** DATASET RECORDS follows **

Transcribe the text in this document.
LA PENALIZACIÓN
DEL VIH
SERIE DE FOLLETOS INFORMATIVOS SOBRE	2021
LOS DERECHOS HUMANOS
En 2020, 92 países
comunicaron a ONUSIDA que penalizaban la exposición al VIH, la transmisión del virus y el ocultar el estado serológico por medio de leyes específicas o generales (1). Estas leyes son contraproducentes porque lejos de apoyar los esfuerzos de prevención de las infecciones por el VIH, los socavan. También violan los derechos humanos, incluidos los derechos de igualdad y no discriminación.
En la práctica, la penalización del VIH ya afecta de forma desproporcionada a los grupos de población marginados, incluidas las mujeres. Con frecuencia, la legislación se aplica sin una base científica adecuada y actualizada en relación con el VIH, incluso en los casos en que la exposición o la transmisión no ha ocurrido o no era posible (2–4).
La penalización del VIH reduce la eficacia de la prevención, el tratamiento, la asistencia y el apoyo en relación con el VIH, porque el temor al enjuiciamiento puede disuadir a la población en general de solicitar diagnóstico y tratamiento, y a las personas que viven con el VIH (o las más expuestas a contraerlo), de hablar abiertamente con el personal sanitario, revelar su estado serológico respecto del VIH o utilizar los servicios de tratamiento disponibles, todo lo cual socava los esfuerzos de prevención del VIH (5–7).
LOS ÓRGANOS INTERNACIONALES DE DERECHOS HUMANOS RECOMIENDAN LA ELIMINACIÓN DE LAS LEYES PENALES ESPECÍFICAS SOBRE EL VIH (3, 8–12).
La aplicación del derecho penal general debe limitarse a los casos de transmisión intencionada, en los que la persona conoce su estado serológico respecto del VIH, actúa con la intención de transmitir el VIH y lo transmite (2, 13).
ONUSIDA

** End of DATASET RECORDS **

▶ [TASK OBJECTIVE]:
Look through the entries above. Copy out every line holding the word "SOBRE".

▶ [ANSWER]:
SERIE DE FOLLETOS INFORMATIVOS SOBRE	2021
LOS ÓRGANOS INTERNACIONALES DE DERECHOS HUMANOS RECOMIENDAN LA ELIMINACIÓN DE LAS LEYES PENALES ESPECÍFICAS SOBRE EL VIH (3, 8–12).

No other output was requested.